REQUIRED WORK —
Reproduce every record below exactly as it appears.

——

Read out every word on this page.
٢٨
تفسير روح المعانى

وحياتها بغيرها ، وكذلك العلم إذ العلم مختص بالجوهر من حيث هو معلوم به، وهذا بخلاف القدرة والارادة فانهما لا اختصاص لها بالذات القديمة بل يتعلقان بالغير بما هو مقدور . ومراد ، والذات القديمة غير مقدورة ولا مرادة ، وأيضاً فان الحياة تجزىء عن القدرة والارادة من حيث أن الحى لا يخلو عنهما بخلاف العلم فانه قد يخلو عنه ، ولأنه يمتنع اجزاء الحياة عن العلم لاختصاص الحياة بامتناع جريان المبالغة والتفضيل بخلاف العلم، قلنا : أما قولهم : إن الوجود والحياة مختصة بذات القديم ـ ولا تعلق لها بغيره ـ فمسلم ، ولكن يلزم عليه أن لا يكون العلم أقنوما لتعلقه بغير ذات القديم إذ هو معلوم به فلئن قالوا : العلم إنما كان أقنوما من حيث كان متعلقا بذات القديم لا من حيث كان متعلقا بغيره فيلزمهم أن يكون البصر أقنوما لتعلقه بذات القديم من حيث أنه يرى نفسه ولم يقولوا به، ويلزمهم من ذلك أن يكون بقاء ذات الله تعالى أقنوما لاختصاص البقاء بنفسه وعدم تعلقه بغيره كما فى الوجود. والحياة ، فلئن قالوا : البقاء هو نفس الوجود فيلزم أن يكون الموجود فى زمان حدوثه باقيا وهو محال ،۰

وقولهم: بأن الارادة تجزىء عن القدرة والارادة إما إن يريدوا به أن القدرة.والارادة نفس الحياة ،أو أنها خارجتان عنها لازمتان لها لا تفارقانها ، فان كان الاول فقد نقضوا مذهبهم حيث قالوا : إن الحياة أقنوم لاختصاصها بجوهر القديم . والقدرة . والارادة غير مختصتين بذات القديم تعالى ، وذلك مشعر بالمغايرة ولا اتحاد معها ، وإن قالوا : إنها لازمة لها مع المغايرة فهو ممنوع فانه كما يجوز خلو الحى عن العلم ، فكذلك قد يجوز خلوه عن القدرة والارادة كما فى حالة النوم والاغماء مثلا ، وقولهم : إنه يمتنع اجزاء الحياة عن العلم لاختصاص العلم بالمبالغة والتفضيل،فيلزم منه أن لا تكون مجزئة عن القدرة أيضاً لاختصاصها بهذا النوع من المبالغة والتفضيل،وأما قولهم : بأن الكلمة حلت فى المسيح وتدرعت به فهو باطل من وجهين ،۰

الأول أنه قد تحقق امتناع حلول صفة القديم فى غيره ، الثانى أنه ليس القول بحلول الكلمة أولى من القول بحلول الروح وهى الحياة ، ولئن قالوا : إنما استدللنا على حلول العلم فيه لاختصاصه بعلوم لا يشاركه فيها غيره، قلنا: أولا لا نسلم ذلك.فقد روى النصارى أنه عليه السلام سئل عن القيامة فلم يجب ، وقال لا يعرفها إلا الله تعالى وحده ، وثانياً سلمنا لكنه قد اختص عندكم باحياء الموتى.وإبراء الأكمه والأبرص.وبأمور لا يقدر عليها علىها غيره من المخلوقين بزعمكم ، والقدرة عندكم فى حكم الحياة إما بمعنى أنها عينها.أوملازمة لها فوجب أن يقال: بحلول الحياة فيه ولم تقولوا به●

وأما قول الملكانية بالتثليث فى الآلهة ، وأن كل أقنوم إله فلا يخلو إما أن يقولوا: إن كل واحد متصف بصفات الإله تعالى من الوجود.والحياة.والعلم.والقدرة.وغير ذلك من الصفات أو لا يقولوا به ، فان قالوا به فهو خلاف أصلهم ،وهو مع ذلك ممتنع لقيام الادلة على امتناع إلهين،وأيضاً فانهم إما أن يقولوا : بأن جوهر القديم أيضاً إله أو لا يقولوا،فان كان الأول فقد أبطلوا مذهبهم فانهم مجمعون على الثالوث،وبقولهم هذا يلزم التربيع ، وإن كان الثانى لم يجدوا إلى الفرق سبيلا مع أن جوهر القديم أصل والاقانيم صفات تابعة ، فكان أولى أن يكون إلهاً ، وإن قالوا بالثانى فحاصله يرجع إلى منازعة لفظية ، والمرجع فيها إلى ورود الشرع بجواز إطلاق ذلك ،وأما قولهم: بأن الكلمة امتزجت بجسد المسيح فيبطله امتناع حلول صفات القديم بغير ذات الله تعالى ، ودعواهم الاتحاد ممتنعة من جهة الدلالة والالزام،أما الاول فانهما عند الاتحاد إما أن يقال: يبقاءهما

——

FULL OUTPUT —
Read out every word on this page.
٢٨
تفسير روح المعانى

وحياتها بغيرها ، وكذلك العلم إذ العلم مختص بالجوهر من حيث هو معلوم به، وهذا بخلاف القدرة والارادة فانهما لا اختصاص لها بالذات القديمة بل يتعلقان بالغير بما هو مقدور . ومراد ، والذات القديمة غير مقدورة ولا مرادة ، وأيضاً فان الحياة تجزىء عن القدرة والارادة من حيث أن الحى لا يخلو عنهما بخلاف العلم فانه قد يخلو عنه ، ولأنه يمتنع اجزاء الحياة عن العلم لاختصاص الحياة بامتناع جريان المبالغة والتفضيل بخلاف العلم، قلنا : أما قولهم : إن الوجود والحياة مختصة بذات القديم ـ ولا تعلق لها بغيره ـ فمسلم ، ولكن يلزم عليه أن لا يكون العلم أقنوما لتعلقه بغير ذات القديم إذ هو معلوم به فلئن قالوا : العلم إنما كان أقنوما من حيث كان متعلقا بذات القديم لا من حيث كان متعلقا بغيره فيلزمهم أن يكون البصر أقنوما لتعلقه بذات القديم من حيث أنه يرى نفسه ولم يقولوا به، ويلزمهم من ذلك أن يكون بقاء ذات الله تعالى أقنوما لاختصاص البقاء بنفسه وعدم تعلقه بغيره كما فى الوجود. والحياة ، فلئن قالوا : البقاء هو نفس الوجود فيلزم أن يكون الموجود فى زمان حدوثه باقيا وهو محال ،۰

وقولهم: بأن الارادة تجزىء عن القدرة والارادة إما إن يريدوا به أن القدرة.والارادة نفس الحياة ،أو أنها خارجتان عنها لازمتان لها لا تفارقانها ، فان كان الاول فقد نقضوا مذهبهم حيث قالوا : إن الحياة أقنوم لاختصاصها بجوهر القديم . والقدرة . والارادة غير مختصتين بذات القديم تعالى ، وذلك مشعر بالمغايرة ولا اتحاد معها ، وإن قالوا : إنها لازمة لها مع المغايرة فهو ممنوع فانه كما يجوز خلو الحى عن العلم ، فكذلك قد يجوز خلوه عن القدرة والارادة كما فى حالة النوم والاغماء مثلا ، وقولهم : إنه يمتنع اجزاء الحياة عن العلم لاختصاص العلم بالمبالغة والتفضيل،فيلزم منه أن لا تكون مجزئة عن القدرة أيضاً لاختصاصها بهذا النوع من المبالغة والتفضيل،وأما قولهم : بأن الكلمة حلت فى المسيح وتدرعت به فهو باطل من وجهين ،۰

الأول أنه قد تحقق امتناع حلول صفة القديم فى غيره ، الثانى أنه ليس القول بحلول الكلمة أولى من القول بحلول الروح وهى الحياة ، ولئن قالوا : إنما استدللنا على حلول العلم فيه لاختصاصه بعلوم لا يشاركه فيها غيره، قلنا: أولا لا نسلم ذلك.فقد روى النصارى أنه عليه السلام سئل عن القيامة فلم يجب ، وقال لا يعرفها إلا الله تعالى وحده ، وثانياً سلمنا لكنه قد اختص عندكم باحياء الموتى.وإبراء الأكمه والأبرص.وبأمور لا يقدر عليها علىها غيره من المخلوقين بزعمكم ، والقدرة عندكم فى حكم الحياة إما بمعنى أنها عينها.أوملازمة لها فوجب أن يقال: بحلول الحياة فيه ولم تقولوا به●

وأما قول الملكانية بالتثليث فى الآلهة ، وأن كل أقنوم إله فلا يخلو إما أن يقولوا: إن كل واحد متصف بصفات الإله تعالى من الوجود.والحياة.والعلم.والقدرة.وغير ذلك من الصفات أو لا يقولوا به ، فان قالوا به فهو خلاف أصلهم ،وهو مع ذلك ممتنع لقيام الادلة على امتناع إلهين،وأيضاً فانهم إما أن يقولوا : بأن جوهر القديم أيضاً إله أو لا يقولوا،فان كان الأول فقد أبطلوا مذهبهم فانهم مجمعون على الثالوث،وبقولهم هذا يلزم التربيع ، وإن كان الثانى لم يجدوا إلى الفرق سبيلا مع أن جوهر القديم أصل والاقانيم صفات تابعة ، فكان أولى أن يكون إلهاً ، وإن قالوا بالثانى فحاصله يرجع إلى منازعة لفظية ، والمرجع فيها إلى ورود الشرع بجواز إطلاق ذلك ،وأما قولهم: بأن الكلمة امتزجت بجسد المسيح فيبطله امتناع حلول صفات القديم بغير ذات الله تعالى ، ودعواهم الاتحاد ممتنعة من جهة الدلالة والالزام،أما الاول فانهما عند الاتحاد إما أن يقال: يبقاءهما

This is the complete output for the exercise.